> EXERCISE
Count every line in the following entries where the word "baseline" appears. Give the count alone.

======== DATASET CONTENT ========

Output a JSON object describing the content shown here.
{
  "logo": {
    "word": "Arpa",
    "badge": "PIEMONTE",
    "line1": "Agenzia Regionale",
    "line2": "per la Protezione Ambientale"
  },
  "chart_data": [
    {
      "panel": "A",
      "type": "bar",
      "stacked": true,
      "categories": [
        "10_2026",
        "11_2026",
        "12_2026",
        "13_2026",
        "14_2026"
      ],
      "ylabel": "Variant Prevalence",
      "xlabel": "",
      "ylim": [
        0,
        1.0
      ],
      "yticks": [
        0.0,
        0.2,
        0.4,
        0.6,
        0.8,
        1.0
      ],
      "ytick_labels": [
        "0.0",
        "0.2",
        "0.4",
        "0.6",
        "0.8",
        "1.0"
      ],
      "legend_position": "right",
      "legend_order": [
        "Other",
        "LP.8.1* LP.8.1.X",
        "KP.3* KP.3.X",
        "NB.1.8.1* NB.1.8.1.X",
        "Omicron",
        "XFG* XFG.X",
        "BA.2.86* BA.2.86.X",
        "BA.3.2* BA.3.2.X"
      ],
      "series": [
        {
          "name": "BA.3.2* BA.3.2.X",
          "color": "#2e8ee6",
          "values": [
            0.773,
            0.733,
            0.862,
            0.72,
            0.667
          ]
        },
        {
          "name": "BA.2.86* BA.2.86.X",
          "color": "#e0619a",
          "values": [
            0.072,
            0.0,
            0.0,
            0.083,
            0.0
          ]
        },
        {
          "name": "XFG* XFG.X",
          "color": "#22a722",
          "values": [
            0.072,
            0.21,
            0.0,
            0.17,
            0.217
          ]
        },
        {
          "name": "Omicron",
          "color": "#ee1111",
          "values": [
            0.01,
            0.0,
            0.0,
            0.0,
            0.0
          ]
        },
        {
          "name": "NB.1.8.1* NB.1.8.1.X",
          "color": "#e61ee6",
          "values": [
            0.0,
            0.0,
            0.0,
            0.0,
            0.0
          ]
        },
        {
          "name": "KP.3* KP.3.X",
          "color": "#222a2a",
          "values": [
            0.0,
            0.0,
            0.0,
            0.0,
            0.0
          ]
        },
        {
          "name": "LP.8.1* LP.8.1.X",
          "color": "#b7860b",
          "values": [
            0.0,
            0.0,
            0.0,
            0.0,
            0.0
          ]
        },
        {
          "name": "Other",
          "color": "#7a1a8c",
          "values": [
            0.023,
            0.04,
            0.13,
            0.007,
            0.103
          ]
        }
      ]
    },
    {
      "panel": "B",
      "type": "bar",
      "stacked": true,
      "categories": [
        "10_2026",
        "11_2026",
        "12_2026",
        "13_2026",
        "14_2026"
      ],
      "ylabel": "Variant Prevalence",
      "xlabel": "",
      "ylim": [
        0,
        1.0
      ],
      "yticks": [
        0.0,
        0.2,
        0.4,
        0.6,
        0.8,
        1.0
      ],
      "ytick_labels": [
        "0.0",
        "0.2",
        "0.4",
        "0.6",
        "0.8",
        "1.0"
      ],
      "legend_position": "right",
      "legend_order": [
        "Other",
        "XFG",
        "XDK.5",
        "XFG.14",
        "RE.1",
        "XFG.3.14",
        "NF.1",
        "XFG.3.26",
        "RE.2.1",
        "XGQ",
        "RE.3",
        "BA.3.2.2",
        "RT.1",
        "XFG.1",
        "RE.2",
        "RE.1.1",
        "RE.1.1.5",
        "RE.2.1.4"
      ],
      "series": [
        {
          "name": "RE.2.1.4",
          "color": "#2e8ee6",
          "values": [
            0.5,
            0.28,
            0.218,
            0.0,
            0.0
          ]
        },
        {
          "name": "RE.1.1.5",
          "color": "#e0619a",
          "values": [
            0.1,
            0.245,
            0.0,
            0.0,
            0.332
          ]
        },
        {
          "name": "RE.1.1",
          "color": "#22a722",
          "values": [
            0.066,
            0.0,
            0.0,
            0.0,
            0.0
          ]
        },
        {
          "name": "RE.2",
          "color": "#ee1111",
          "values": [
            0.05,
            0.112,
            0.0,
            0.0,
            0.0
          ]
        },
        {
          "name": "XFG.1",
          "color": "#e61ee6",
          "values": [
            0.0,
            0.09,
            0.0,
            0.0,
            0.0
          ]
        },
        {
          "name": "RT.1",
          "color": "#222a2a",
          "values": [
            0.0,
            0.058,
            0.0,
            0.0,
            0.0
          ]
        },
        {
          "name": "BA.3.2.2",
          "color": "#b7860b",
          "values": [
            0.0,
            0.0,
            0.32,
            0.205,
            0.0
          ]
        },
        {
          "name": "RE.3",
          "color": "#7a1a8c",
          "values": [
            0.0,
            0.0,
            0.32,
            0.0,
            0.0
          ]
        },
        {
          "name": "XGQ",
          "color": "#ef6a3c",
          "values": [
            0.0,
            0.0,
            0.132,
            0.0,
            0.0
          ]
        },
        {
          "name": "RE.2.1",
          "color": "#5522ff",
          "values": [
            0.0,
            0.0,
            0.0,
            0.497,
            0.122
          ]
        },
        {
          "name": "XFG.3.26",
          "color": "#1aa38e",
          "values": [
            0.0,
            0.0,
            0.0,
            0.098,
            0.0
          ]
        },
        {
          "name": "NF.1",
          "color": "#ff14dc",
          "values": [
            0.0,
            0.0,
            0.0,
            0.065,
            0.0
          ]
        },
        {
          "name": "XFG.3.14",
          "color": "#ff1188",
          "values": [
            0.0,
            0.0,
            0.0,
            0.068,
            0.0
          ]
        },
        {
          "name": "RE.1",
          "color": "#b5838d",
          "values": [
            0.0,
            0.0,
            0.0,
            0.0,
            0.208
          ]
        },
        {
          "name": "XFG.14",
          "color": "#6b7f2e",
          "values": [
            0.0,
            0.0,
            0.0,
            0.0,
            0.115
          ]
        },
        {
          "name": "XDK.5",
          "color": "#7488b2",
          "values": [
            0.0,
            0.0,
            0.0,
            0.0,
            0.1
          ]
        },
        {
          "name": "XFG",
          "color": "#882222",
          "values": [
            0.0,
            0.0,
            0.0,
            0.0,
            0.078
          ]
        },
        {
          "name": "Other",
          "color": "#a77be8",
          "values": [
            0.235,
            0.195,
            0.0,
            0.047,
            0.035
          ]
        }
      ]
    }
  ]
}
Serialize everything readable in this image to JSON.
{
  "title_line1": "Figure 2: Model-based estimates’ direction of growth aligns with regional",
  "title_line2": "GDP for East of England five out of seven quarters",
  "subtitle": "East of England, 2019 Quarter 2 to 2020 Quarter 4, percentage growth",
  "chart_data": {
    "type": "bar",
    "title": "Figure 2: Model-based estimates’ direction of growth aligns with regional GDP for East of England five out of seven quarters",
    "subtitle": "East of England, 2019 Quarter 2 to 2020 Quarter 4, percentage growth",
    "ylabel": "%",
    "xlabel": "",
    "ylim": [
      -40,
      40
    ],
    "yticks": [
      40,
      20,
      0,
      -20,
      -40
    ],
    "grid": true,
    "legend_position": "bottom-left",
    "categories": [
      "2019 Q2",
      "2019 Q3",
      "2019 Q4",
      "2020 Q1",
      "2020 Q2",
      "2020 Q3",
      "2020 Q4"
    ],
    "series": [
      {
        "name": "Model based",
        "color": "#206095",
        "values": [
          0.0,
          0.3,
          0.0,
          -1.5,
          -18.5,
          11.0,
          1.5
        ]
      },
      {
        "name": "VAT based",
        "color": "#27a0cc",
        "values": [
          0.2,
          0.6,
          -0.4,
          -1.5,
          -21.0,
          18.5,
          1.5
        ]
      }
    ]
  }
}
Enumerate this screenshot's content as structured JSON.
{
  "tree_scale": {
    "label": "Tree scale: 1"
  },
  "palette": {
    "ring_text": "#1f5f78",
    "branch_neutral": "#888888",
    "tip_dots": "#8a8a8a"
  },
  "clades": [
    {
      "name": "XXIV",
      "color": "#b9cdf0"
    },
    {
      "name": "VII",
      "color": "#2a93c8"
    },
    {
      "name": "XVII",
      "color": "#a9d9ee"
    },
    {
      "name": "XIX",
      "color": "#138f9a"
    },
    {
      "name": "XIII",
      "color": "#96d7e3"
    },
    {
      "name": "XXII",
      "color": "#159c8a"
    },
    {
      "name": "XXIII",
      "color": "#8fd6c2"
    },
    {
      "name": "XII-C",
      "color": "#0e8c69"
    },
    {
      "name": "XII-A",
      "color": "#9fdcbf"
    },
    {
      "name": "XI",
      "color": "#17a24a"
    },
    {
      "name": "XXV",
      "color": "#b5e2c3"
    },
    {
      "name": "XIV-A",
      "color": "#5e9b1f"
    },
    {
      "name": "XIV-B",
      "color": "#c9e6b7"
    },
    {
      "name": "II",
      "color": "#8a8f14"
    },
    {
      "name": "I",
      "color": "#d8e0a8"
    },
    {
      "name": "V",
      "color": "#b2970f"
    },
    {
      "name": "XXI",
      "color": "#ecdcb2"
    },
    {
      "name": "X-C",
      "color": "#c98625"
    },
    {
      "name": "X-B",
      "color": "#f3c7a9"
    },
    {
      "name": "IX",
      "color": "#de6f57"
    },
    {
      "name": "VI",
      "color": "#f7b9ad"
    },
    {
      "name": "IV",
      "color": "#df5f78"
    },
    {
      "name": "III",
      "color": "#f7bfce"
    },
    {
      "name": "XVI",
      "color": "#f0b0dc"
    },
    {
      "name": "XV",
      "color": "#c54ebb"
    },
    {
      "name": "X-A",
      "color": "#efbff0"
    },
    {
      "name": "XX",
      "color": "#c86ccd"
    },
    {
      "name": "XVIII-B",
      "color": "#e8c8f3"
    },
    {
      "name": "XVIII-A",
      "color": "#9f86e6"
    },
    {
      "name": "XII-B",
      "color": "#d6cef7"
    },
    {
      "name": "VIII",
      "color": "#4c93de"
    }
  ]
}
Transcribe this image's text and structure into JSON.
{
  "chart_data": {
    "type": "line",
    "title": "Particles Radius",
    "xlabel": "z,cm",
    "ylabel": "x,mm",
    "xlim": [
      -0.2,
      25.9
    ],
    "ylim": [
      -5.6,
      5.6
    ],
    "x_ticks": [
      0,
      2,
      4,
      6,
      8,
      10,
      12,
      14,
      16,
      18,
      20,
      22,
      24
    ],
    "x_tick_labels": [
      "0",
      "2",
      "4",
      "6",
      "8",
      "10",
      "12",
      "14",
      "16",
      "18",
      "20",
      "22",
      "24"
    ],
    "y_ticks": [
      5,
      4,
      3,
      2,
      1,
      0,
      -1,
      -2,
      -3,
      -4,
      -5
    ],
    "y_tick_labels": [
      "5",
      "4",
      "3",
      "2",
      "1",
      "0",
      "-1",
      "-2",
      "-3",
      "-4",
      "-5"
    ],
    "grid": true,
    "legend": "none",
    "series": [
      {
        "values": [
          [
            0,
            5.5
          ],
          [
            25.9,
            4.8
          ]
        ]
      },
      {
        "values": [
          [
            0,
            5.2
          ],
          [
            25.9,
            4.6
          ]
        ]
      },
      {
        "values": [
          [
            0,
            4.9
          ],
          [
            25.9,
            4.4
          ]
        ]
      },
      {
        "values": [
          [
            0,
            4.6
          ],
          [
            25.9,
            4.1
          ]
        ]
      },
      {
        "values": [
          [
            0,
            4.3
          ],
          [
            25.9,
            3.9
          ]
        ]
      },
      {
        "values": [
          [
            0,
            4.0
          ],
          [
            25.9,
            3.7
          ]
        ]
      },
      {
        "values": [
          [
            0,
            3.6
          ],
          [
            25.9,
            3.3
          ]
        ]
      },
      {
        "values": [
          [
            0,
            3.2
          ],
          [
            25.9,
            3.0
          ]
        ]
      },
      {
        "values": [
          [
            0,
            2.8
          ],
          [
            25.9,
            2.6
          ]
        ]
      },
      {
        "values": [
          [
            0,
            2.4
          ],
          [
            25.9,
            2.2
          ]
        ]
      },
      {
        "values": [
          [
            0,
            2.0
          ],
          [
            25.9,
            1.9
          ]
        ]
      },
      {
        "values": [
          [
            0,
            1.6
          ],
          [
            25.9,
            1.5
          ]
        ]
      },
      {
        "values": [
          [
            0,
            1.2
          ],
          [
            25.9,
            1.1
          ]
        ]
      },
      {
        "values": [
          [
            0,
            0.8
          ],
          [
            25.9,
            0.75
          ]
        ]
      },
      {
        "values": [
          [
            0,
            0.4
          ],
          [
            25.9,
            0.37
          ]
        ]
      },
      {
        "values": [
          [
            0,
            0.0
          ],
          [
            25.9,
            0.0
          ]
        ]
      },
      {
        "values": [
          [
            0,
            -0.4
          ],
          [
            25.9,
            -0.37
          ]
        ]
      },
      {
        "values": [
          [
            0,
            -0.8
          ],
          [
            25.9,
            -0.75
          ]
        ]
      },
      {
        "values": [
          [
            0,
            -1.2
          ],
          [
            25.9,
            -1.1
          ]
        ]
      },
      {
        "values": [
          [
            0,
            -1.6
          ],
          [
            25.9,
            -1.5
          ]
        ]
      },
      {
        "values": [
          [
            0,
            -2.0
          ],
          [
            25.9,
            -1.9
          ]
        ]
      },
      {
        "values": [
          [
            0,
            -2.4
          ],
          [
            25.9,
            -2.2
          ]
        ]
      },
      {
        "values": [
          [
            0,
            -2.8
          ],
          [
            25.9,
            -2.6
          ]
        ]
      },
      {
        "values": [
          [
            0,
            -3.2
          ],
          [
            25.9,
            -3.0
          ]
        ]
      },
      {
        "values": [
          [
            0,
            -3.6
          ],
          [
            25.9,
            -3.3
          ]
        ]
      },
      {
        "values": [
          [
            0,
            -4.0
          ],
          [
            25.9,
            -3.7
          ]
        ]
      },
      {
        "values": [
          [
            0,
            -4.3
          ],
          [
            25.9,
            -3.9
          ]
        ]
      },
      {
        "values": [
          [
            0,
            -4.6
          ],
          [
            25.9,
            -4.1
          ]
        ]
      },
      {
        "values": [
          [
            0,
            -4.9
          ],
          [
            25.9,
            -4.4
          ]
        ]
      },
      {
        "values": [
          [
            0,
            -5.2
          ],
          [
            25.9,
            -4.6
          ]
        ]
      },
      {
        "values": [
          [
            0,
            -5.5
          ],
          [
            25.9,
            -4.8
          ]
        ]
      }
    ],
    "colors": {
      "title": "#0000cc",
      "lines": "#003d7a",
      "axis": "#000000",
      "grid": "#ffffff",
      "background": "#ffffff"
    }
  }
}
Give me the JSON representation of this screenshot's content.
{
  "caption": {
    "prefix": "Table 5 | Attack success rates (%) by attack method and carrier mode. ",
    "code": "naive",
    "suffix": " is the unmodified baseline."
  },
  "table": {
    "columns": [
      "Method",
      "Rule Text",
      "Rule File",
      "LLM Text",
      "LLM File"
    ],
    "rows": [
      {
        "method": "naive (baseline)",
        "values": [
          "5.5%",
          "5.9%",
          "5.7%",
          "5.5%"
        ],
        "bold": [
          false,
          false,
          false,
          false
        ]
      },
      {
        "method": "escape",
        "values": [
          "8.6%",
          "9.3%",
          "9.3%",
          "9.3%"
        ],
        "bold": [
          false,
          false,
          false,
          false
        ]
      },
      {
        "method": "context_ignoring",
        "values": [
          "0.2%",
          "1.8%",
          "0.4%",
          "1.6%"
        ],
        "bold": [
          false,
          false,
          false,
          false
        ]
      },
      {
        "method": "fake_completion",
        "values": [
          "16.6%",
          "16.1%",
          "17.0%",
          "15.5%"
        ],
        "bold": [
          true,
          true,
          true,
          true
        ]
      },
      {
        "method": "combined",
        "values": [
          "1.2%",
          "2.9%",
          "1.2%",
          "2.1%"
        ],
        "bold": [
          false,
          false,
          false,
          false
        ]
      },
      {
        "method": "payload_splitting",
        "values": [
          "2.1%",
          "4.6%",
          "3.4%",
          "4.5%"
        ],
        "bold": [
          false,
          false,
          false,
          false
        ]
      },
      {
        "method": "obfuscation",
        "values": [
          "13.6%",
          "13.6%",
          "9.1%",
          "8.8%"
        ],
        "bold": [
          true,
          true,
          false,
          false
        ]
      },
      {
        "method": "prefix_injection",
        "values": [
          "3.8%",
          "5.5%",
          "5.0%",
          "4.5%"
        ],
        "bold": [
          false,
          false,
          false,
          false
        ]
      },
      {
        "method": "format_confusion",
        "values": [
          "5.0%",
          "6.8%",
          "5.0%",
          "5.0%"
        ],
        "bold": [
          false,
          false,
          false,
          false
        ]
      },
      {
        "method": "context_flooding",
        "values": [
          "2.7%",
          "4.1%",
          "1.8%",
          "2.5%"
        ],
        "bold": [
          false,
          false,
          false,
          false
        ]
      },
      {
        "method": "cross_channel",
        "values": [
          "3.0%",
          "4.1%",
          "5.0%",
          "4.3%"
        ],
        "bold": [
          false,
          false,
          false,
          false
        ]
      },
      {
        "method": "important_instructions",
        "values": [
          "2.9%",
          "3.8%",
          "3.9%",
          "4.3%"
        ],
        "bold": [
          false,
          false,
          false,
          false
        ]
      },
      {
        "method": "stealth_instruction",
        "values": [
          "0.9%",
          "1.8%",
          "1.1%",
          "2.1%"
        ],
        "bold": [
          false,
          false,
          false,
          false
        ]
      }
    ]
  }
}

========

> TASK ANSWER
2